Using the material below, copy every line where "screenshot" appears.

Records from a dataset
───

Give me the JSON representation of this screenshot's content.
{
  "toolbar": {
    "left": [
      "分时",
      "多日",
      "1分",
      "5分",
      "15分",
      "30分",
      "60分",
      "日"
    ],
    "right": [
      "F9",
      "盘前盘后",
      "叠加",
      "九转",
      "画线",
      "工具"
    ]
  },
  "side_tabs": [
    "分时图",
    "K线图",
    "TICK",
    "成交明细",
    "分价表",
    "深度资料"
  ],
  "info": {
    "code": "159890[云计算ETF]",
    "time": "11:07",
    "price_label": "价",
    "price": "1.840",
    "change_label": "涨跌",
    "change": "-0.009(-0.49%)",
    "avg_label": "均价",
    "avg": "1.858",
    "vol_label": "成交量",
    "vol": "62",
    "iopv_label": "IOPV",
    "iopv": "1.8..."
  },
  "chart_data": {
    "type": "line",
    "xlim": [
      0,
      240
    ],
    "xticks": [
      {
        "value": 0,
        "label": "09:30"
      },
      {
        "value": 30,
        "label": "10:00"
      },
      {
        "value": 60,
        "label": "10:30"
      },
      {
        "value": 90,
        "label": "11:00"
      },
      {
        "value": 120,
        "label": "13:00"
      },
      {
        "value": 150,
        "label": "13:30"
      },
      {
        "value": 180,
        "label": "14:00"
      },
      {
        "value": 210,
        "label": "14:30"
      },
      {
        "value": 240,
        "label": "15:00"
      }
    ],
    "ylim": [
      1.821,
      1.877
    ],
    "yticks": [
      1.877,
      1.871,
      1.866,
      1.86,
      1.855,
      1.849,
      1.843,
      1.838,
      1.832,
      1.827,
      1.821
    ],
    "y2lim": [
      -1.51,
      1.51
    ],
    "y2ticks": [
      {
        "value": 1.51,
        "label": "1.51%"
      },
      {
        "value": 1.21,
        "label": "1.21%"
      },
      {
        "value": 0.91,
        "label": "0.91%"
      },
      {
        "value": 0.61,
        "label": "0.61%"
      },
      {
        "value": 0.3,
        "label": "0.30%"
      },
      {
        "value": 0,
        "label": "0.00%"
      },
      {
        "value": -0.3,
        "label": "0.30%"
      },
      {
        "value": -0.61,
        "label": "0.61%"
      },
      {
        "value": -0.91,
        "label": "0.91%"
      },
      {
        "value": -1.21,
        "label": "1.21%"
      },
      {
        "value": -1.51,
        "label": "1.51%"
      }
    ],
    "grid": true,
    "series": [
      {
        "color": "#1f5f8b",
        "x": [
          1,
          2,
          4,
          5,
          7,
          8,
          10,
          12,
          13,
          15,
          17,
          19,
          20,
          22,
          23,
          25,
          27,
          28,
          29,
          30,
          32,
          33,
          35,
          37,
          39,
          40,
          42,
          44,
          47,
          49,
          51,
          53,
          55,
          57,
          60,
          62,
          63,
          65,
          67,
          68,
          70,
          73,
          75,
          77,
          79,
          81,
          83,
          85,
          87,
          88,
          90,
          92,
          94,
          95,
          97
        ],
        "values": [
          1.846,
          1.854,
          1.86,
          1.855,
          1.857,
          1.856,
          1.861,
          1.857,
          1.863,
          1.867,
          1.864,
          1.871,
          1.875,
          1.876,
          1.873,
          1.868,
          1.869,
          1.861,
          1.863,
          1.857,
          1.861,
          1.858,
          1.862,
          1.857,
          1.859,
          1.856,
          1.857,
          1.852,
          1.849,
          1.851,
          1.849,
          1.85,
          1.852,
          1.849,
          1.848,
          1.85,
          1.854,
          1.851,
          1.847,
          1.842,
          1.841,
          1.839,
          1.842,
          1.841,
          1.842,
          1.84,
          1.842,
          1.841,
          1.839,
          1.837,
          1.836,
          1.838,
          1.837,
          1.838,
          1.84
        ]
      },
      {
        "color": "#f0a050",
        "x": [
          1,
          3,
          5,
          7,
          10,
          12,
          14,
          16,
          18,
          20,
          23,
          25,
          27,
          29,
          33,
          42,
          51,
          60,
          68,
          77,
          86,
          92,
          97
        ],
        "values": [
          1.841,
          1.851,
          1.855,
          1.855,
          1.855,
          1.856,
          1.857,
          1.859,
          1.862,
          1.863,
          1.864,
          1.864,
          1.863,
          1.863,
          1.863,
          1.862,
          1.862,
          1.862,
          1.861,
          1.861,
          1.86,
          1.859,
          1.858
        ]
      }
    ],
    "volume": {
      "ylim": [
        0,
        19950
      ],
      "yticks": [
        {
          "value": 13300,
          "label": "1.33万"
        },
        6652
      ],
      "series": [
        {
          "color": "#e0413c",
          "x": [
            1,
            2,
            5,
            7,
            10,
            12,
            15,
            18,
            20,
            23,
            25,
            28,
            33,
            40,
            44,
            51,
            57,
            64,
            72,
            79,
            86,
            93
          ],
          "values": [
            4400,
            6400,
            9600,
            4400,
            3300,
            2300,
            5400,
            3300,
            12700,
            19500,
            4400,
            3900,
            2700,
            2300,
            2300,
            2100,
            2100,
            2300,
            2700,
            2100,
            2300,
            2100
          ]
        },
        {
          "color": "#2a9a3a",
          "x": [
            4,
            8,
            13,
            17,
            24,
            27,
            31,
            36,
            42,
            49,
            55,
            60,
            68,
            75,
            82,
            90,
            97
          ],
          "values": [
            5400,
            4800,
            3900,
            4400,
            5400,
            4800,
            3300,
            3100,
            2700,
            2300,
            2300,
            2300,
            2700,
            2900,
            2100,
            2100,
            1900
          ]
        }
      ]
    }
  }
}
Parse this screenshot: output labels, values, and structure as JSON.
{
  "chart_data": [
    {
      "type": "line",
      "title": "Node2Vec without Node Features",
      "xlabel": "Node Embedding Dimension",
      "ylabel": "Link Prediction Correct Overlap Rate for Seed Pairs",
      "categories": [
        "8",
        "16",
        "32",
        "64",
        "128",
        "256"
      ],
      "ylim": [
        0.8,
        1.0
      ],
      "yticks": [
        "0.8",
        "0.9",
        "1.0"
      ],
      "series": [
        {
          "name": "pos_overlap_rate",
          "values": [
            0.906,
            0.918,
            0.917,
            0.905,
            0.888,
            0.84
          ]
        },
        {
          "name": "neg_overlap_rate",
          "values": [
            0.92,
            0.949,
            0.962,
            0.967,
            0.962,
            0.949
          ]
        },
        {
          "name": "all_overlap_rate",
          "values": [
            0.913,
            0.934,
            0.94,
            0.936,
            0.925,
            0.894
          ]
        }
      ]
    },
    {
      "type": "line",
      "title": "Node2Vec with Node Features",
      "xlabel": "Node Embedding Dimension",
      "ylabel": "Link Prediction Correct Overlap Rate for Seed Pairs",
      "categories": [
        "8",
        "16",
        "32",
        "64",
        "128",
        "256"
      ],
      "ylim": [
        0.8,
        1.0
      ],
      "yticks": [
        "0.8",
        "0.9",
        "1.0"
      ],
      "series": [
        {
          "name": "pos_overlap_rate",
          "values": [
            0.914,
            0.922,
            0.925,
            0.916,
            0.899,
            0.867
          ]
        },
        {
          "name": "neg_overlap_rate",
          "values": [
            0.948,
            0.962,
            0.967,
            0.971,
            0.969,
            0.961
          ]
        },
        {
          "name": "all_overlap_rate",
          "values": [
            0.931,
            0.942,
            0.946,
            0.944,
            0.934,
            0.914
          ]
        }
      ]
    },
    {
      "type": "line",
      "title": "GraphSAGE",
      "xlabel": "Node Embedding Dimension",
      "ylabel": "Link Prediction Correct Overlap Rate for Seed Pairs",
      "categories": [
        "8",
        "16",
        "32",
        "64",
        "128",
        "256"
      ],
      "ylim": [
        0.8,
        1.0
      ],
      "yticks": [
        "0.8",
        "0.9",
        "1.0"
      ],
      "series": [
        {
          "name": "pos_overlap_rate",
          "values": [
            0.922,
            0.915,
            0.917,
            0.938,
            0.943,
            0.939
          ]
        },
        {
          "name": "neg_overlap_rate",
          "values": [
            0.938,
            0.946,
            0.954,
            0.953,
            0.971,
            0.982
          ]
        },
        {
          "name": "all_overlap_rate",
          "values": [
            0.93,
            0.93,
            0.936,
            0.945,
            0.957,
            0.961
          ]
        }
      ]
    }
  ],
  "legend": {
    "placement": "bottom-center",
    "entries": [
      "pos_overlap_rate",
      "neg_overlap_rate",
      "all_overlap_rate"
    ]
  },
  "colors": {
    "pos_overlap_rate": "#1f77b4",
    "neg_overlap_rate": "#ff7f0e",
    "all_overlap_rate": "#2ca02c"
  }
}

───

- THE RESPONSE:
Give me the JSON representation of this screenshot's content.
Parse this screenshot: output labels, values, and structure as JSON.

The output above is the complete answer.